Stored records
● ● ● ● ●
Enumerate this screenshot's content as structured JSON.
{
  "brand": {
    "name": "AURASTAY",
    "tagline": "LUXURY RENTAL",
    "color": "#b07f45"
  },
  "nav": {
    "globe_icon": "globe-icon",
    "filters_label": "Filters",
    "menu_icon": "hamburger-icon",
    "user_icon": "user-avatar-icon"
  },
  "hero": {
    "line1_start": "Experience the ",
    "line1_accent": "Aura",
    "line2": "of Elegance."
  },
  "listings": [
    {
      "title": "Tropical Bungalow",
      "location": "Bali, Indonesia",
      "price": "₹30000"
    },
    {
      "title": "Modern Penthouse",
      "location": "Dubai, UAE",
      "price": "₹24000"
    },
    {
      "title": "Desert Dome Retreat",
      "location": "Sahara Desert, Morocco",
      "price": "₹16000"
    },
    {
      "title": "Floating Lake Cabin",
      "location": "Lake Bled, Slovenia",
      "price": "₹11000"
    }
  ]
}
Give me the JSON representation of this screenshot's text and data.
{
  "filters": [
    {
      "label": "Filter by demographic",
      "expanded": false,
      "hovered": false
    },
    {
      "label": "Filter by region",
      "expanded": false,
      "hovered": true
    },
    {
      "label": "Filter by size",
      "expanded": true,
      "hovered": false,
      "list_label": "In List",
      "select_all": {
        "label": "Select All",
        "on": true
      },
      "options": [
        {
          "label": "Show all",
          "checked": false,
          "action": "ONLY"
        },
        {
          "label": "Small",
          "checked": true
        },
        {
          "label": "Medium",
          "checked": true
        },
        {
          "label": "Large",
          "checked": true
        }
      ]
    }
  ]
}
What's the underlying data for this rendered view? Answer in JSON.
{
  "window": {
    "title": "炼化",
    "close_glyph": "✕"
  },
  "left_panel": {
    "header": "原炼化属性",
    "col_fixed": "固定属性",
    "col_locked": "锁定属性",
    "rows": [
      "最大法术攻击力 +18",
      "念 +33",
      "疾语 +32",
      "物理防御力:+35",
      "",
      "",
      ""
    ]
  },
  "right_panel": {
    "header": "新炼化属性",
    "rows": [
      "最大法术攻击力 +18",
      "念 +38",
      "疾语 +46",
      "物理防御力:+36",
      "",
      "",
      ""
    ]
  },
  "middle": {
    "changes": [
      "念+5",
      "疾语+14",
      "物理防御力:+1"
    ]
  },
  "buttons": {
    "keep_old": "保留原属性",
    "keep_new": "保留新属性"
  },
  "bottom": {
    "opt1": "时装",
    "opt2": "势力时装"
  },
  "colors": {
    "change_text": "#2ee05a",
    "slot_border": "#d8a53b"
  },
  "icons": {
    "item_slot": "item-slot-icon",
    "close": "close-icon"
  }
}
● ● ● ● ●
▶ **TO BE DONE**:
The whole listing above needs to be written out again exactly.

▶ **PROBLEM SOLUTION**:
Enumerate this screenshot's content as structured JSON.
{
  "brand": {
    "name": "AURASTAY",
    "tagline": "LUXURY RENTAL",
    "color": "#b07f45"
  },
  "nav": {
    "globe_icon": "globe-icon",
    "filters_label": "Filters",
    "menu_icon": "hamburger-icon",
    "user_icon": "user-avatar-icon"
  },
  "hero": {
    "line1_start": "Experience the ",
    "line1_accent": "Aura",
    "line2": "of Elegance."
  },
  "listings": [
    {
      "title": "Tropical Bungalow",
      "location": "Bali, Indonesia",
      "price": "₹30000"
    },
    {
      "title": "Modern Penthouse",
      "location": "Dubai, UAE",
      "price": "₹24000"
    },
    {
      "title": "Desert Dome Retreat",
      "location": "Sahara Desert, Morocco",
      "price": "₹16000"
    },
    {
      "title": "Floating Lake Cabin",
      "location": "Lake Bled, Slovenia",
      "price": "₹11000"
    }
  ]
}
Give me the JSON representation of this screenshot's text and data.
{
  "filters": [
    {
      "label": "Filter by demographic",
      "expanded": false,
      "hovered": false
    },
    {
      "label": "Filter by region",
      "expanded": false,
      "hovered": true
    },
    {
      "label": "Filter by size",
      "expanded": true,
      "hovered": false,
      "list_label": "In List",
      "select_all": {
        "label": "Select All",
        "on": true
      },
      "options": [
        {
          "label": "Show all",
          "checked": false,
          "action": "ONLY"
        },
        {
          "label": "Small",
          "checked": true
        },
        {
          "label": "Medium",
          "checked": true
        },
        {
          "label": "Large",
          "checked": true
        }
      ]
    }
  ]
}
What's the underlying data for this rendered view? Answer in JSON.
{
  "window": {
    "title": "炼化",
    "close_glyph": "✕"
  },
  "left_panel": {
    "header": "原炼化属性",
    "col_fixed": "固定属性",
    "col_locked": "锁定属性",
    "rows": [
      "最大法术攻击力 +18",
      "念 +33",
      "疾语 +32",
      "物理防御力:+35",
      "",
      "",
      ""
    ]
  },
  "right_panel": {
    "header": "新炼化属性",
    "rows": [
      "最大法术攻击力 +18",
      "念 +38",
      "疾语 +46",
      "物理防御力:+36",
      "",
      "",
      ""
    ]
  },
  "middle": {
    "changes": [
      "念+5",
      "疾语+14",
      "物理防御力:+1"
    ]
  },
  "buttons": {
    "keep_old": "保留原属性",
    "keep_new": "保留新属性"
  },
  "bottom": {
    "opt1": "时装",
    "opt2": "势力时装"
  },
  "colors": {
    "change_text": "#2ee05a",
    "slot_border": "#d8a53b"
  },
  "icons": {
    "item_slot": "item-slot-icon",
    "close": "close-icon"
  }
}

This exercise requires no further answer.